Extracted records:
◇ ◇ ◇
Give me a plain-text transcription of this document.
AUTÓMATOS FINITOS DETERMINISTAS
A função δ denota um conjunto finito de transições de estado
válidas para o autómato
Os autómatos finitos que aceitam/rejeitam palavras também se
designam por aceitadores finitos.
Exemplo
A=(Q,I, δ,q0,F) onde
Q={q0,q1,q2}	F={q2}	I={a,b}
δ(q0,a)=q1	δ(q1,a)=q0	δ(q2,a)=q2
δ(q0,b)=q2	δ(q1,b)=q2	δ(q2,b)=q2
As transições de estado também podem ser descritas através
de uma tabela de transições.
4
◇ ◇ ◇
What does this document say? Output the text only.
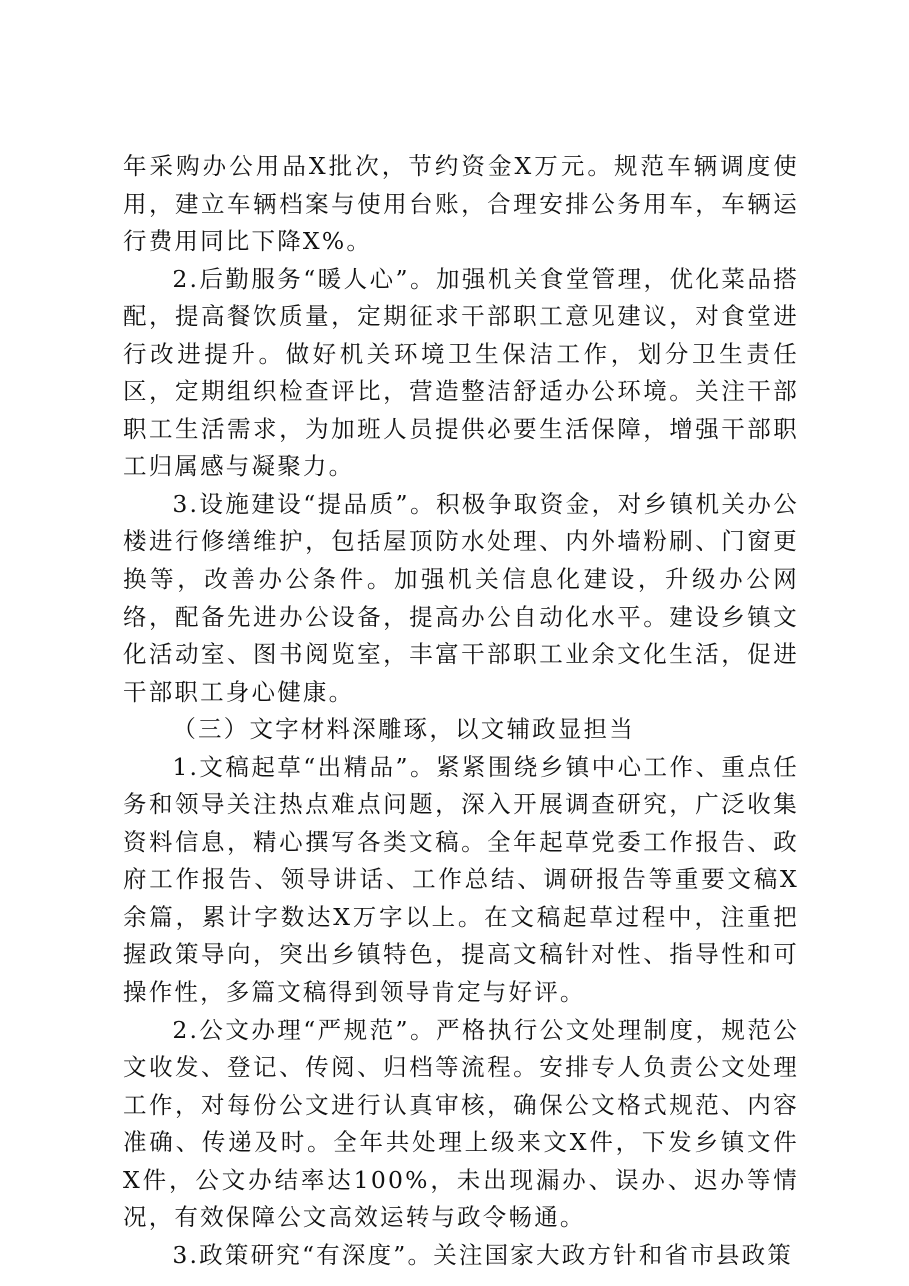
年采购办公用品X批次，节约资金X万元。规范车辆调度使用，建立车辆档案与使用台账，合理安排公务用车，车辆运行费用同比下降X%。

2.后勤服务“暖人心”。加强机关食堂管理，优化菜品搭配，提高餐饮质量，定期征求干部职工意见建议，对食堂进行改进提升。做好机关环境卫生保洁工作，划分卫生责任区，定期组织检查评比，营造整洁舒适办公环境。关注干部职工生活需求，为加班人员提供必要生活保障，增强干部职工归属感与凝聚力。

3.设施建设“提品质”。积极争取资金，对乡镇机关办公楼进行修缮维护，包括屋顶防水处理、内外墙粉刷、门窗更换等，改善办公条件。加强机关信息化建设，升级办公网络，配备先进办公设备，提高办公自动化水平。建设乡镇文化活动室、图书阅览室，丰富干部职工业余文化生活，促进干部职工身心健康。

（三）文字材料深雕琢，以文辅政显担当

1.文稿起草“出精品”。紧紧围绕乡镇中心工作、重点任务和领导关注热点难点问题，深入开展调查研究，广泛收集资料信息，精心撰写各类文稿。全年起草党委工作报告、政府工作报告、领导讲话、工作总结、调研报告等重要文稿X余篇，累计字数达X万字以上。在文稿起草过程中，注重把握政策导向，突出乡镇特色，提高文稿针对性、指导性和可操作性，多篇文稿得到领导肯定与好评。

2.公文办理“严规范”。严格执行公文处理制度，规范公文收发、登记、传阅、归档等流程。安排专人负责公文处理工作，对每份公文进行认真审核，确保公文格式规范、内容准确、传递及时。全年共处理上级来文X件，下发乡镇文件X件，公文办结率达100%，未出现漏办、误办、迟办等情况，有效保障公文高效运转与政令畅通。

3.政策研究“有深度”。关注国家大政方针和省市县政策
◇ ◇ ◇
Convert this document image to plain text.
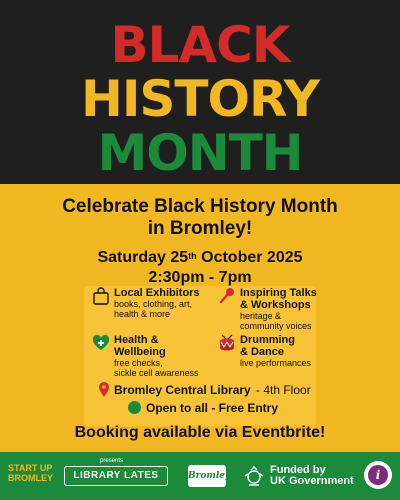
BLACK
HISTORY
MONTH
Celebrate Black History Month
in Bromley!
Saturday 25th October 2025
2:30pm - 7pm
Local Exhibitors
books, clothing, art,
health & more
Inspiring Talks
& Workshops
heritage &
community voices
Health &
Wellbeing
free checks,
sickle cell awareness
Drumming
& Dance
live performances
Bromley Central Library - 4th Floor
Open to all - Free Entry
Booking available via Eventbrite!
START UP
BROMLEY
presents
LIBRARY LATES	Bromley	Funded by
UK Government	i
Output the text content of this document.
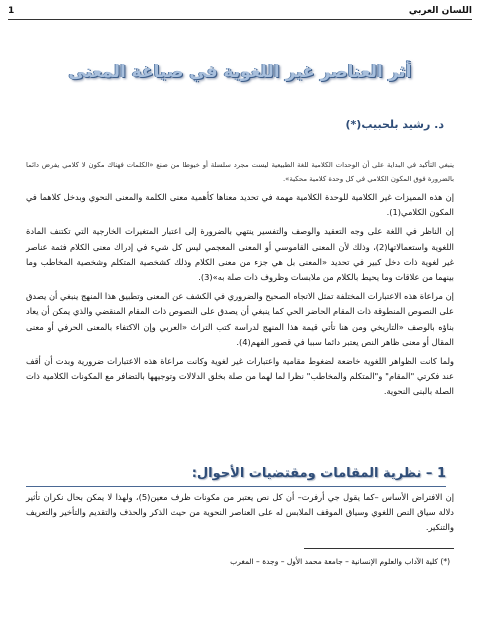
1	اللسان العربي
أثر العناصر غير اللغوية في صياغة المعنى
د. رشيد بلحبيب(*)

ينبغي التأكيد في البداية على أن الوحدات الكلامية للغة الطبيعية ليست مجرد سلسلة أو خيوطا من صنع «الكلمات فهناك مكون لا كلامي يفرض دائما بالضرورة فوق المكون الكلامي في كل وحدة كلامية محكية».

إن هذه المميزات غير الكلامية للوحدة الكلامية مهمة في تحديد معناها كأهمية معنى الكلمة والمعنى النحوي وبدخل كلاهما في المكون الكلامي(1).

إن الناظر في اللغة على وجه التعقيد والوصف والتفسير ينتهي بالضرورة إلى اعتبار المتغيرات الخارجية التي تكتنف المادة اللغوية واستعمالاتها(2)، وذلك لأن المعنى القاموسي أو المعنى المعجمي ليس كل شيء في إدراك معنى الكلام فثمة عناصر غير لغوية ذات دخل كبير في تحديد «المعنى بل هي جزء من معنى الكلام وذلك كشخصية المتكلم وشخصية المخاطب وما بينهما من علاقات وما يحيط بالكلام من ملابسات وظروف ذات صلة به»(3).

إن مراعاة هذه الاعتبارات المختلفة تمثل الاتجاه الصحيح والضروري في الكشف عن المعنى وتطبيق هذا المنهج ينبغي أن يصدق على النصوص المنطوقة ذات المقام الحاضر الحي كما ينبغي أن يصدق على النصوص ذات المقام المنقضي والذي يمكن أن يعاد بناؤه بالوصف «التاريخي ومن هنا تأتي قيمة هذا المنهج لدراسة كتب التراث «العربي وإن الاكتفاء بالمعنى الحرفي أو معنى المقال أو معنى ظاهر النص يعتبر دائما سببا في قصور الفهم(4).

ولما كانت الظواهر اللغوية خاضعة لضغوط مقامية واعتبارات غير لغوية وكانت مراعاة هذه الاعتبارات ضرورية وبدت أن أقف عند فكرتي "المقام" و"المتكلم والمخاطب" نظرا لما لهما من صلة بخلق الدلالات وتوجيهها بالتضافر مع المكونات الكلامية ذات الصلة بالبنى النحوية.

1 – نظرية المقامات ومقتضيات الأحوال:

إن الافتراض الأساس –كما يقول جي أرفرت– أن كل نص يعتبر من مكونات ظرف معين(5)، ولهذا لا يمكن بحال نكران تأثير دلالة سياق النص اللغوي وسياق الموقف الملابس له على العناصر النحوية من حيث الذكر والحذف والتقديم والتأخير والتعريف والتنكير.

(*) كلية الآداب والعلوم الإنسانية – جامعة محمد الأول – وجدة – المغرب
◇ ◇ ◇
Reproduce each line holding the word "دائما".

Solved exercise -
ينبغي التأكيد في البداية على أن الوحدات الكلامية للغة الطبيعية ليست مجرد سلسلة أو خيوطا من صنع «الكلمات فهناك مكون لا كلامي يفرض دائما بالضرورة فوق المكون الكلامي في كل وحدة كلامية محكية».
إن مراعاة هذه الاعتبارات المختلفة تمثل الاتجاه الصحيح والضروري في الكشف عن المعنى وتطبيق هذا المنهج ينبغي أن يصدق على النصوص المنطوقة ذات المقام الحاضر الحي كما ينبغي أن يصدق على النصوص ذات المقام المنقضي والذي يمكن أن يعاد بناؤه بالوصف «التاريخي ومن هنا تأتي قيمة هذا المنهج لدراسة كتب التراث «العربي وإن الاكتفاء بالمعنى الحرفي أو معنى المقال أو معنى ظاهر النص يعتبر دائما سببا في قصور الفهم(4).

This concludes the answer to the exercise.